> Task objective: Write the data out again, exactly as given.

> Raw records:
start
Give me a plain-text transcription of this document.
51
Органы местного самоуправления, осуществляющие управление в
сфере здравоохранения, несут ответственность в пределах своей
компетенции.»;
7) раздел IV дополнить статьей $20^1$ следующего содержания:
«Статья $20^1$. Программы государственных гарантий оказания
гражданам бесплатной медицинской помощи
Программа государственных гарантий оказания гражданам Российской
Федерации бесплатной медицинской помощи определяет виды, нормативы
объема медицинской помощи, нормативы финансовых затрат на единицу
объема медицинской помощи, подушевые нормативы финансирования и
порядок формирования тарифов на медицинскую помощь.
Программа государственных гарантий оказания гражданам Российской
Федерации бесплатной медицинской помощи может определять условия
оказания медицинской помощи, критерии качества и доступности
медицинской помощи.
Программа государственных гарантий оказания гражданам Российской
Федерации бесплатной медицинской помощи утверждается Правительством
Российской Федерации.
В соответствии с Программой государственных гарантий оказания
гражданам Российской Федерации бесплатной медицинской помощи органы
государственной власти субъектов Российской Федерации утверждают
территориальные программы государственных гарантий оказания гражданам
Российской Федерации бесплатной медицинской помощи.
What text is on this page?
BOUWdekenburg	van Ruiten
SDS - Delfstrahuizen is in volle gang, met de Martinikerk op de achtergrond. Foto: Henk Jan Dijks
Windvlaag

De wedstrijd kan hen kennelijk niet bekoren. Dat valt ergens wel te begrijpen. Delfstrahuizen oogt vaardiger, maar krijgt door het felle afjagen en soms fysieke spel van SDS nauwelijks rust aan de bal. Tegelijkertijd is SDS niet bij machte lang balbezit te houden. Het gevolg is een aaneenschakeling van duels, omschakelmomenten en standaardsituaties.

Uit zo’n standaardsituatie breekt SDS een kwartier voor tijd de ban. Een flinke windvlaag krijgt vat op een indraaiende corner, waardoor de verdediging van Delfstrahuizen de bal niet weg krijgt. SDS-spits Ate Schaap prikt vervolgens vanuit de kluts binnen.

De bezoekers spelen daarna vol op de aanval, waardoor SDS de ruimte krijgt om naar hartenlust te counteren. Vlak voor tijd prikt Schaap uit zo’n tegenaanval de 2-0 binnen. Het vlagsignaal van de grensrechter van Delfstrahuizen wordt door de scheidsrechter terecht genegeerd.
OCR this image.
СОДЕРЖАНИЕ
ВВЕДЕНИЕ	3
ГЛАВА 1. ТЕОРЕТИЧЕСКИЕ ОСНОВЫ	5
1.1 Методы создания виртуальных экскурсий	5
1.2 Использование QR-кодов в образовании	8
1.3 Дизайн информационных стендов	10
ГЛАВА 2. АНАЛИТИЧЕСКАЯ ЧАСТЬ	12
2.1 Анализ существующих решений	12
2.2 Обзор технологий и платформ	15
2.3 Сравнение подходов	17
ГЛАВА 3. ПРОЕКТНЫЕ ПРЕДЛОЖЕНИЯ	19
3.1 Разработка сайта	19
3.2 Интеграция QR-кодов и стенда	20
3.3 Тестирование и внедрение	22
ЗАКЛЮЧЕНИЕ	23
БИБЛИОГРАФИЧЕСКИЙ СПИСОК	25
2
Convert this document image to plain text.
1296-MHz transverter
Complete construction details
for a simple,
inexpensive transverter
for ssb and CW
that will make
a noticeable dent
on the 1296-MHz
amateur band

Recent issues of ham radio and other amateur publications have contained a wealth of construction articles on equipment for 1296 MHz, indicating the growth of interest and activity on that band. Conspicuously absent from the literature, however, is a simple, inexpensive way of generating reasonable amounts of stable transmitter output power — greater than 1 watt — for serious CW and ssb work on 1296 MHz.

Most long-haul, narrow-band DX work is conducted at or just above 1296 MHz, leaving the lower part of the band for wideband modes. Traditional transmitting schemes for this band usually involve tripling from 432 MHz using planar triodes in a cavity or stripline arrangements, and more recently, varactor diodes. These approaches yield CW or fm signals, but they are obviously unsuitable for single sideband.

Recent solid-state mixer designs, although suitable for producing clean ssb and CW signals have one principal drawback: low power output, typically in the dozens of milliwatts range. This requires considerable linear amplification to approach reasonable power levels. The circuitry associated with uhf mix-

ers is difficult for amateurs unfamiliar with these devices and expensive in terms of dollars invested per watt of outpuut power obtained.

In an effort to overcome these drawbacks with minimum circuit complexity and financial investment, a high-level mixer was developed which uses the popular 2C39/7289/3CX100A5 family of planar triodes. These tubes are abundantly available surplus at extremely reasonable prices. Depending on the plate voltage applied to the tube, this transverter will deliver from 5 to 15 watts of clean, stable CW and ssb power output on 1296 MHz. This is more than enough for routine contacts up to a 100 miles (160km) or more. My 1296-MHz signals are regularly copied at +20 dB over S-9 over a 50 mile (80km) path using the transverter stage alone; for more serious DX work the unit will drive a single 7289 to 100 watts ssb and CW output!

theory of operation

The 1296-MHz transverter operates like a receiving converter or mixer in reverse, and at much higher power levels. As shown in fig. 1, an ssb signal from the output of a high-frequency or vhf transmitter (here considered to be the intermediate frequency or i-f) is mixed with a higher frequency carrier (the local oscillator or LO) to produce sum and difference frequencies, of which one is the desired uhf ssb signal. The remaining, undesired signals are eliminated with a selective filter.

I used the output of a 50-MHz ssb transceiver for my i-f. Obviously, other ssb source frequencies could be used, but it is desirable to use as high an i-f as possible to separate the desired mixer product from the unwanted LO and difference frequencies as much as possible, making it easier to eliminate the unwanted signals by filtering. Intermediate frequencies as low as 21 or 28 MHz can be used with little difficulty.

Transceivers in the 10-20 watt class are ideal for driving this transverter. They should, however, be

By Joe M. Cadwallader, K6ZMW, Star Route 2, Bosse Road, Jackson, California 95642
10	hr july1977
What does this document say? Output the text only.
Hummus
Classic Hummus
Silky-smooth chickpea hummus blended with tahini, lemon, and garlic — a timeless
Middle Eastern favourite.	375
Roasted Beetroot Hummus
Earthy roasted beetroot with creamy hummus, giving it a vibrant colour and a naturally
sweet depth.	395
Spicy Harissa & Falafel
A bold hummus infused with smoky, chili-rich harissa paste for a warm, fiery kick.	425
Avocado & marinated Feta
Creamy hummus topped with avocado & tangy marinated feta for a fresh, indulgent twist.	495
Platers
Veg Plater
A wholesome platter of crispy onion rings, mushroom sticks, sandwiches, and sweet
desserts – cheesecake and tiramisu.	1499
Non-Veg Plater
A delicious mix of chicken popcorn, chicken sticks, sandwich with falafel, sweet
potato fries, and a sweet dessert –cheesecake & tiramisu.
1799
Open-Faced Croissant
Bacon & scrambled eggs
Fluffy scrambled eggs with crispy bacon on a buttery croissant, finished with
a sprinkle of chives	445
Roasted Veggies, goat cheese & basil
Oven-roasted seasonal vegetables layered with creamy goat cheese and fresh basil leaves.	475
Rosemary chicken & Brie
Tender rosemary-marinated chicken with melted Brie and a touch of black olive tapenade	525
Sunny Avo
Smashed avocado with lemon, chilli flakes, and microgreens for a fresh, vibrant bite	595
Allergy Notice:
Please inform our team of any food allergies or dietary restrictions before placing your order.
end
> Written solution:
Give me a plain-text transcription of this document.
51
Органы местного самоуправления, осуществляющие управление в
сфере здравоохранения, несут ответственность в пределах своей
компетенции.»;
7) раздел IV дополнить статьей $20^1$ следующего содержания:
«Статья $20^1$. Программы государственных гарантий оказания
гражданам бесплатной медицинской помощи
Программа государственных гарантий оказания гражданам Российской
Федерации бесплатной медицинской помощи определяет виды, нормативы
объема медицинской помощи, нормативы финансовых затрат на единицу
объема медицинской помощи, подушевые нормативы финансирования и
порядок формирования тарифов на медицинскую помощь.
Программа государственных гарантий оказания гражданам Российской
Федерации бесплатной медицинской помощи может определять условия
оказания медицинской помощи, критерии качества и доступности
медицинской помощи.
Программа государственных гарантий оказания гражданам Российской
Федерации бесплатной медицинской помощи утверждается Правительством
Российской Федерации.
В соответствии с Программой государственных гарантий оказания
гражданам Российской Федерации бесплатной медицинской помощи органы
государственной власти субъектов Российской Федерации утверждают
территориальные программы государственных гарантий оказания гражданам
Российской Федерации бесплатной медицинской помощи.
What text is on this page?
BOUWdekenburg	van Ruiten
SDS - Delfstrahuizen is in volle gang, met de Martinikerk op de achtergrond. Foto: Henk Jan Dijks
Windvlaag

De wedstrijd kan hen kennelijk niet bekoren. Dat valt ergens wel te begrijpen. Delfstrahuizen oogt vaardiger, maar krijgt door het felle afjagen en soms fysieke spel van SDS nauwelijks rust aan de bal. Tegelijkertijd is SDS niet bij machte lang balbezit te houden. Het gevolg is een aaneenschakeling van duels, omschakelmomenten en standaardsituaties.

Uit zo’n standaardsituatie breekt SDS een kwartier voor tijd de ban. Een flinke windvlaag krijgt vat op een indraaiende corner, waardoor de verdediging van Delfstrahuizen de bal niet weg krijgt. SDS-spits Ate Schaap prikt vervolgens vanuit de kluts binnen.

De bezoekers spelen daarna vol op de aanval, waardoor SDS de ruimte krijgt om naar hartenlust te counteren. Vlak voor tijd prikt Schaap uit zo’n tegenaanval de 2-0 binnen. Het vlagsignaal van de grensrechter van Delfstrahuizen wordt door de scheidsrechter terecht genegeerd.
OCR this image.
СОДЕРЖАНИЕ
ВВЕДЕНИЕ	3
ГЛАВА 1. ТЕОРЕТИЧЕСКИЕ ОСНОВЫ	5
1.1 Методы создания виртуальных экскурсий	5
1.2 Использование QR-кодов в образовании	8
1.3 Дизайн информационных стендов	10
ГЛАВА 2. АНАЛИТИЧЕСКАЯ ЧАСТЬ	12
2.1 Анализ существующих решений	12
2.2 Обзор технологий и платформ	15
2.3 Сравнение подходов	17
ГЛАВА 3. ПРОЕКТНЫЕ ПРЕДЛОЖЕНИЯ	19
3.1 Разработка сайта	19
3.2 Интеграция QR-кодов и стенда	20
3.3 Тестирование и внедрение	22
ЗАКЛЮЧЕНИЕ	23
БИБЛИОГРАФИЧЕСКИЙ СПИСОК	25
2
Convert this document image to plain text.
1296-MHz transverter
Complete construction details
for a simple,
inexpensive transverter
for ssb and CW
that will make
a noticeable dent
on the 1296-MHz
amateur band

Recent issues of ham radio and other amateur publications have contained a wealth of construction articles on equipment for 1296 MHz, indicating the growth of interest and activity on that band. Conspicuously absent from the literature, however, is a simple, inexpensive way of generating reasonable amounts of stable transmitter output power — greater than 1 watt — for serious CW and ssb work on 1296 MHz.

Most long-haul, narrow-band DX work is conducted at or just above 1296 MHz, leaving the lower part of the band for wideband modes. Traditional transmitting schemes for this band usually involve tripling from 432 MHz using planar triodes in a cavity or stripline arrangements, and more recently, varactor diodes. These approaches yield CW or fm signals, but they are obviously unsuitable for single sideband.

Recent solid-state mixer designs, although suitable for producing clean ssb and CW signals have one principal drawback: low power output, typically in the dozens of milliwatts range. This requires considerable linear amplification to approach reasonable power levels. The circuitry associated with uhf mix-

ers is difficult for amateurs unfamiliar with these devices and expensive in terms of dollars invested per watt of outpuut power obtained.

In an effort to overcome these drawbacks with minimum circuit complexity and financial investment, a high-level mixer was developed which uses the popular 2C39/7289/3CX100A5 family of planar triodes. These tubes are abundantly available surplus at extremely reasonable prices. Depending on the plate voltage applied to the tube, this transverter will deliver from 5 to 15 watts of clean, stable CW and ssb power output on 1296 MHz. This is more than enough for routine contacts up to a 100 miles (160km) or more. My 1296-MHz signals are regularly copied at +20 dB over S-9 over a 50 mile (80km) path using the transverter stage alone; for more serious DX work the unit will drive a single 7289 to 100 watts ssb and CW output!

theory of operation

The 1296-MHz transverter operates like a receiving converter or mixer in reverse, and at much higher power levels. As shown in fig. 1, an ssb signal from the output of a high-frequency or vhf transmitter (here considered to be the intermediate frequency or i-f) is mixed with a higher frequency carrier (the local oscillator or LO) to produce sum and difference frequencies, of which one is the desired uhf ssb signal. The remaining, undesired signals are eliminated with a selective filter.

I used the output of a 50-MHz ssb transceiver for my i-f. Obviously, other ssb source frequencies could be used, but it is desirable to use as high an i-f as possible to separate the desired mixer product from the unwanted LO and difference frequencies as much as possible, making it easier to eliminate the unwanted signals by filtering. Intermediate frequencies as low as 21 or 28 MHz can be used with little difficulty.

Transceivers in the 10-20 watt class are ideal for driving this transverter. They should, however, be

By Joe M. Cadwallader, K6ZMW, Star Route 2, Bosse Road, Jackson, California 95642
10	hr july1977
What does this document say? Output the text only.
Hummus
Classic Hummus
Silky-smooth chickpea hummus blended with tahini, lemon, and garlic — a timeless
Middle Eastern favourite.	375
Roasted Beetroot Hummus
Earthy roasted beetroot with creamy hummus, giving it a vibrant colour and a naturally
sweet depth.	395
Spicy Harissa & Falafel
A bold hummus infused with smoky, chili-rich harissa paste for a warm, fiery kick.	425
Avocado & marinated Feta
Creamy hummus topped with avocado & tangy marinated feta for a fresh, indulgent twist.	495
Platers
Veg Plater
A wholesome platter of crispy onion rings, mushroom sticks, sandwiches, and sweet
desserts – cheesecake and tiramisu.	1499
Non-Veg Plater
A delicious mix of chicken popcorn, chicken sticks, sandwich with falafel, sweet
potato fries, and a sweet dessert –cheesecake & tiramisu.
1799
Open-Faced Croissant
Bacon & scrambled eggs
Fluffy scrambled eggs with crispy bacon on a buttery croissant, finished with
a sprinkle of chives	445
Roasted Veggies, goat cheese & basil
Oven-roasted seasonal vegetables layered with creamy goat cheese and fresh basil leaves.	475
Rosemary chicken & Brie
Tender rosemary-marinated chicken with melted Brie and a touch of black olive tapenade	525
Sunny Avo
Smashed avocado with lemon, chilli flakes, and microgreens for a fresh, vibrant bite	595
Allergy Notice:
Please inform our team of any food allergies or dietary restrictions before placing your order.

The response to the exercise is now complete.